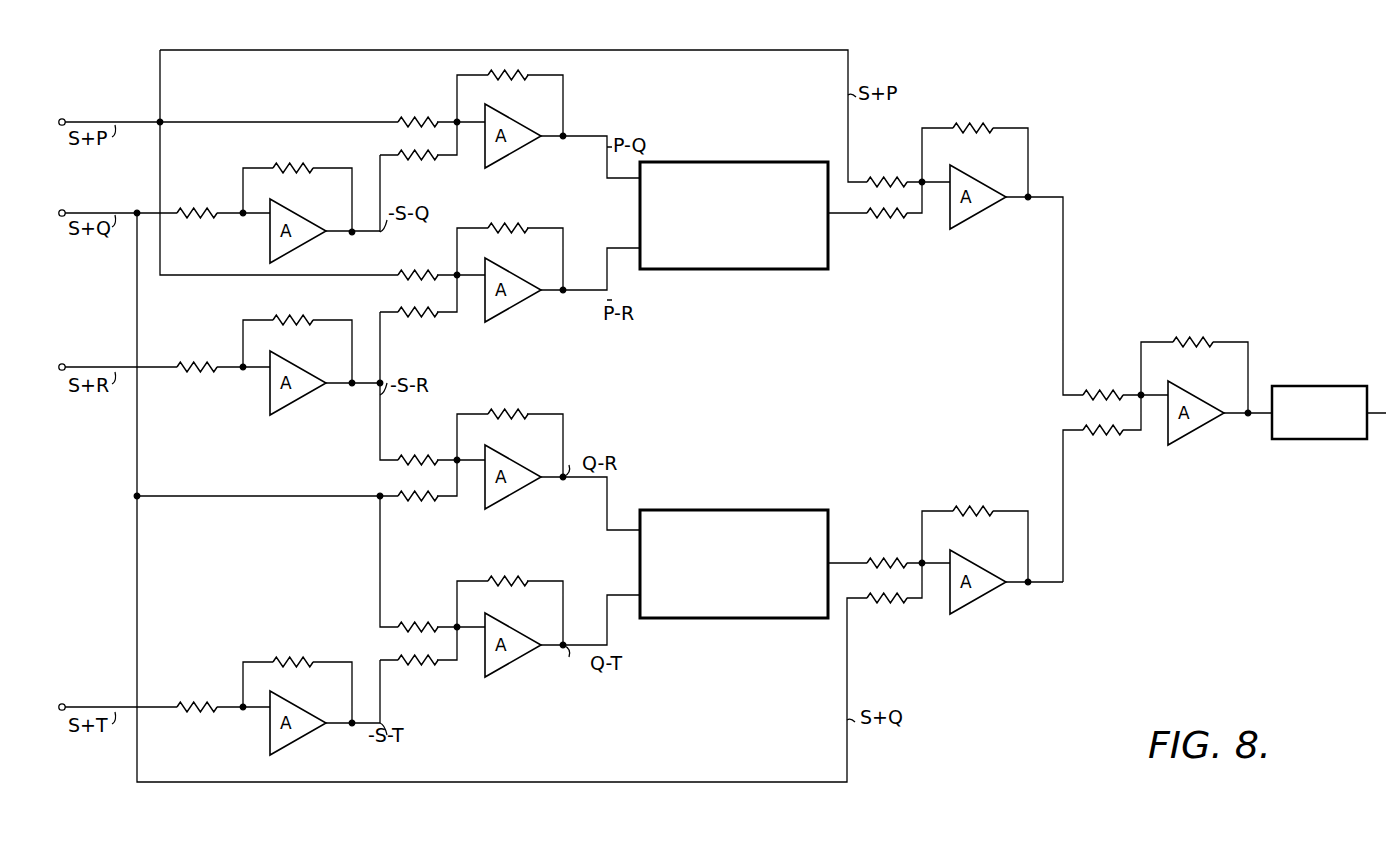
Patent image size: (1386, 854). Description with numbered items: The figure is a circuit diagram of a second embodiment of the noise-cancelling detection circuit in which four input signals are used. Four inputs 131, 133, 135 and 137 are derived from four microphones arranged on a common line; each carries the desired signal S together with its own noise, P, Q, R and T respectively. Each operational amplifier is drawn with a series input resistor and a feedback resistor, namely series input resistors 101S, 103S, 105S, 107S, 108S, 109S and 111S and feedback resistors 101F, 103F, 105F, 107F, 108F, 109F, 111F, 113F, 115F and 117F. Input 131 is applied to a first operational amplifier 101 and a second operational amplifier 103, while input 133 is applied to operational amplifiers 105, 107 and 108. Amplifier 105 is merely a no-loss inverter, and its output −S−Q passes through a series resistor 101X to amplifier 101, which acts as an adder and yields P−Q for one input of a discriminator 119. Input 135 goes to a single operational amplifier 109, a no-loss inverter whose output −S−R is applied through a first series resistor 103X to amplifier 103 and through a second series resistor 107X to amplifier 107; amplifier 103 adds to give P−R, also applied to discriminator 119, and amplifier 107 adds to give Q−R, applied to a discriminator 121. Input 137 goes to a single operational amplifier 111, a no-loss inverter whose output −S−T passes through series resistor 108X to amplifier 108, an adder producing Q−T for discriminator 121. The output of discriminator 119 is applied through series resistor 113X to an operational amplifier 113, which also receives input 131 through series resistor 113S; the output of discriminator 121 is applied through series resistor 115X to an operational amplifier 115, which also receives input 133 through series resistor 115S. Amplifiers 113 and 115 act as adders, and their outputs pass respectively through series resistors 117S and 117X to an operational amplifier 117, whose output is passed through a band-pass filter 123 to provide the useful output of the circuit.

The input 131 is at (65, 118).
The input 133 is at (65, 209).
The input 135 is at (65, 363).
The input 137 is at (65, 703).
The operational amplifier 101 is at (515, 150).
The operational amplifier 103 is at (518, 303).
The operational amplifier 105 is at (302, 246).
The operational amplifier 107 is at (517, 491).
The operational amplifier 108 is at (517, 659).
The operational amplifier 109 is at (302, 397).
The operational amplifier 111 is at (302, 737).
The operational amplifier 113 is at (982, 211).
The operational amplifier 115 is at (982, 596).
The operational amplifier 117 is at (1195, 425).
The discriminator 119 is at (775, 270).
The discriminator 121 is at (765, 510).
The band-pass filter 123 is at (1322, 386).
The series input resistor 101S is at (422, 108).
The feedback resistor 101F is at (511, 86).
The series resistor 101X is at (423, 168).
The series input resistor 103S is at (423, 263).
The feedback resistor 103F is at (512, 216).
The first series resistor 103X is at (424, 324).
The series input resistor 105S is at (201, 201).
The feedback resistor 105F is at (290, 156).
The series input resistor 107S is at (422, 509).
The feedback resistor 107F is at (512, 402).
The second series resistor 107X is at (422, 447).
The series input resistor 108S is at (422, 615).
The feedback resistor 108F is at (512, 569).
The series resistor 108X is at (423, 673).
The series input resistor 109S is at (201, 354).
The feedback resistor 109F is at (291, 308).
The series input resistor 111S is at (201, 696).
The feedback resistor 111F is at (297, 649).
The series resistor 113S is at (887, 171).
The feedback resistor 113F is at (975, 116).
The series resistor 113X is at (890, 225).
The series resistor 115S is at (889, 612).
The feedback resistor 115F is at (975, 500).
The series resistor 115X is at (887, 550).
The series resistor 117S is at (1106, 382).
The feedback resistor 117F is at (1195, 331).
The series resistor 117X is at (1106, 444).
==
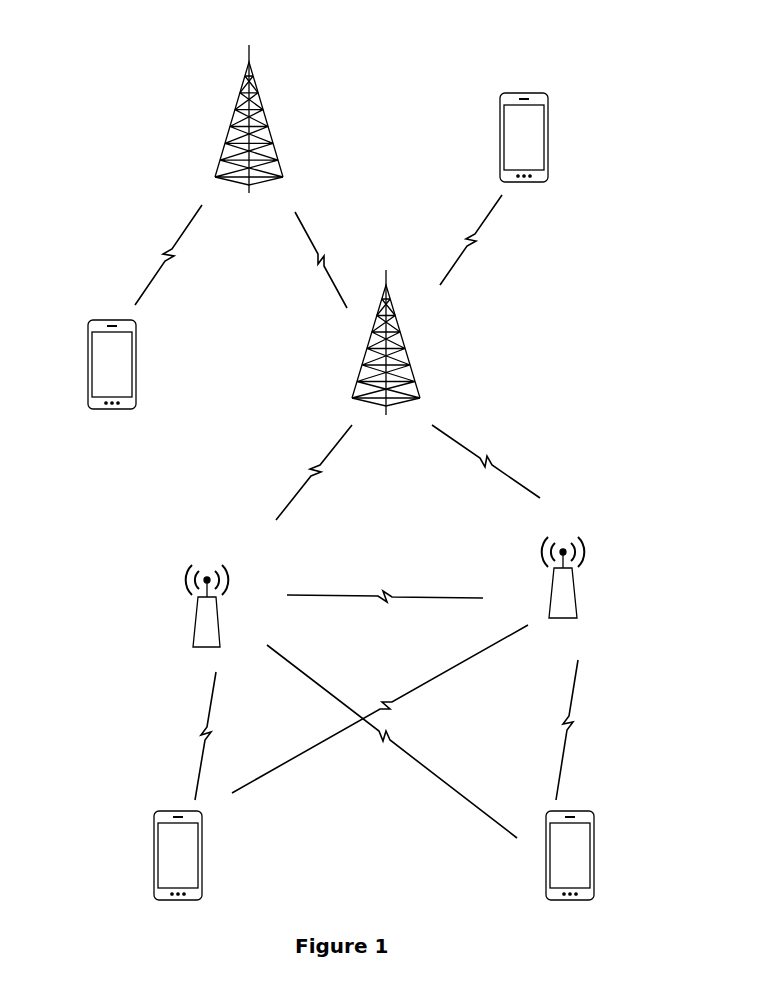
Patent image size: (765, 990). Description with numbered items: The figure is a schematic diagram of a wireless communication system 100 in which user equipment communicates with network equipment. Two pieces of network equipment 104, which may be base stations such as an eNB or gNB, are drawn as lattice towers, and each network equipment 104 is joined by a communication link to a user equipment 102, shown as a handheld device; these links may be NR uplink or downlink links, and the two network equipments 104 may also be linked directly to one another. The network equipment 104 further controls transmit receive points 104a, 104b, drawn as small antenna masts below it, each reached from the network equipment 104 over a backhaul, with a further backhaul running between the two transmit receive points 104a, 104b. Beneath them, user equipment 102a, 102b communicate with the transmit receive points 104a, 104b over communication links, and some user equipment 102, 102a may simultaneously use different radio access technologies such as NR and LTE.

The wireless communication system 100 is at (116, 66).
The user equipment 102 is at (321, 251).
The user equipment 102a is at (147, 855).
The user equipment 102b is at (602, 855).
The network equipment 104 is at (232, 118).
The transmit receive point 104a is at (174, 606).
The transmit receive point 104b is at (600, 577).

> _Exercise directions_:
Rewrite the lines from the line with "Patent image size: (1386, 854)." up to and including the line with "The operational amplifier 101", substituting "sensing circuit" for "detection circuit" and leaving everything else unchanged. Give only those lines.

> _Correct response_:
Patent image size: (1386, 854). Description with numbered items: The figure is a circuit diagram of a second embodiment of the noise-cancelling sensing circuit in which four input signals are used. Four inputs 131, 133, 135 and 137 are derived from four microphones arranged on a common line; each carries the desired signal S together with its own noise, P, Q, R and T respectively. Each operational amplifier is drawn with a series input resistor and a feedback resistor, namely series input resistors 101S, 103S, 105S, 107S, 108S, 109S and 111S and feedback resistors 101F, 103F, 105F, 107F, 108F, 109F, 111F, 113F, 115F and 117F. Input 131 is applied to a first operational amplifier 101 and a second operational amplifier 103, while input 133 is applied to operational amplifiers 105, 107 and 108. Amplifier 105 is merely a no-loss inverter, and its output −S−Q passes through a series resistor 101X to amplifier 101, which acts as an adder and yields P−Q for one input of a discriminator 119. Input 135 goes to a single operational amplifier 109, a no-loss inverter whose output −S−R is applied through a first series resistor 103X to amplifier 103 and through a second series resistor 107X to amplifier 107; amplifier 103 adds to give P−R, also applied to discriminator 119, and amplifier 107 adds to give Q−R, applied to a discriminator 121. Input 137 goes to a single operational amplifier 111, a no-loss inverter whose output −S−T passes through series resistor 108X to amplifier 108, an adder producing Q−T for discriminator 121. The output of discriminator 119 is applied through series resistor 113X to an operational amplifier 113, which also receives input 131 through series resistor 113S; the output of discriminator 121 is applied through series resistor 115X to an operational amplifier 115, which also receives input 133 through series resistor 115S. Amplifiers 113 and 115 act as adders, and their outputs pass respectively through series resistors 117S and 117X to an operational amplifier 117, whose output is passed through a band-pass filter 123 to provide the useful output of the circuit.

The input 131 is at (65, 118).
The input 133 is at (65, 209).
The input 135 is at (65, 363).
The input 137 is at (65, 703).
The operational amplifier 101 is at (515, 150).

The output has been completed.